--- Extracted records ---
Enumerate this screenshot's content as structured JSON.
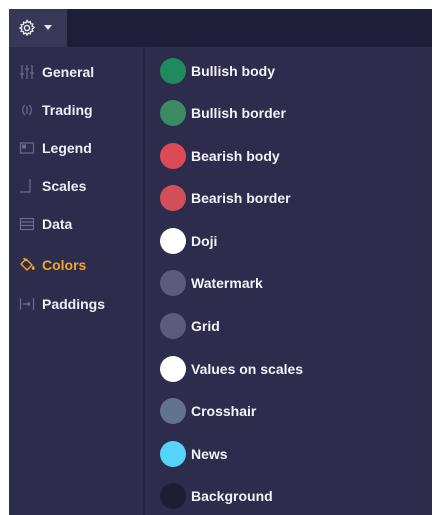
{
  "toolbar": {
    "settings_icon": "gear-icon",
    "dropdown_icon": "caret-down-icon"
  },
  "sidebar": {
    "active_color": "#f5a623",
    "items": [
      {
        "label": "General",
        "icon": "sliders-icon",
        "active": false
      },
      {
        "label": "Trading",
        "icon": "trading-icon",
        "active": false
      },
      {
        "label": "Legend",
        "icon": "legend-icon",
        "active": false
      },
      {
        "label": "Scales",
        "icon": "scales-icon",
        "active": false
      },
      {
        "label": "Data",
        "icon": "data-icon",
        "active": false
      },
      {
        "label": "Colors",
        "icon": "paint-bucket-icon",
        "active": true
      },
      {
        "label": "Paddings",
        "icon": "paddings-icon",
        "active": false
      }
    ]
  },
  "colors": {
    "items": [
      {
        "label": "Bullish body",
        "color": "#1e8a5e"
      },
      {
        "label": "Bullish border",
        "color": "#3a8a62"
      },
      {
        "label": "Bearish body",
        "color": "#dc4a56"
      },
      {
        "label": "Bearish border",
        "color": "#d24f58"
      },
      {
        "label": "Doji",
        "color": "#ffffff"
      },
      {
        "label": "Watermark",
        "color": "#5c5b7d"
      },
      {
        "label": "Grid",
        "color": "#5c5b7d"
      },
      {
        "label": "Values on scales",
        "color": "#ffffff"
      },
      {
        "label": "Crosshair",
        "color": "#62728f"
      },
      {
        "label": "News",
        "color": "#56d4f7"
      },
      {
        "label": "Background",
        "color": "#1e1d36"
      }
    ]
  }
}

--- Problem statement ---
Transcribe the records above exactly, leaving out every picture.

--- Exercise response ---
Enumerate this screenshot's content as structured JSON.
{
  "toolbar": {
    "settings_icon": "gear-icon",
    "dropdown_icon": "caret-down-icon"
  },
  "sidebar": {
    "active_color": "#f5a623",
    "items": [
      {
        "label": "General",
        "icon": "sliders-icon",
        "active": false
      },
      {
        "label": "Trading",
        "icon": "trading-icon",
        "active": false
      },
      {
        "label": "Legend",
        "icon": "legend-icon",
        "active": false
      },
      {
        "label": "Scales",
        "icon": "scales-icon",
        "active": false
      },
      {
        "label": "Data",
        "icon": "data-icon",
        "active": false
      },
      {
        "label": "Colors",
        "icon": "paint-bucket-icon",
        "active": true
      },
      {
        "label": "Paddings",
        "icon": "paddings-icon",
        "active": false
      }
    ]
  },
  "colors": {
    "items": [
      {
        "label": "Bullish body",
        "color": "#1e8a5e"
      },
      {
        "label": "Bullish border",
        "color": "#3a8a62"
      },
      {
        "label": "Bearish body",
        "color": "#dc4a56"
      },
      {
        "label": "Bearish border",
        "color": "#d24f58"
      },
      {
        "label": "Doji",
        "color": "#ffffff"
      },
      {
        "label": "Watermark",
        "color": "#5c5b7d"
      },
      {
        "label": "Grid",
        "color": "#5c5b7d"
      },
      {
        "label": "Values on scales",
        "color": "#ffffff"
      },
      {
        "label": "Crosshair",
        "color": "#62728f"
      },
      {
        "label": "News",
        "color": "#56d4f7"
      },
      {
        "label": "Background",
        "color": "#1e1d36"
      }
    ]
  }
}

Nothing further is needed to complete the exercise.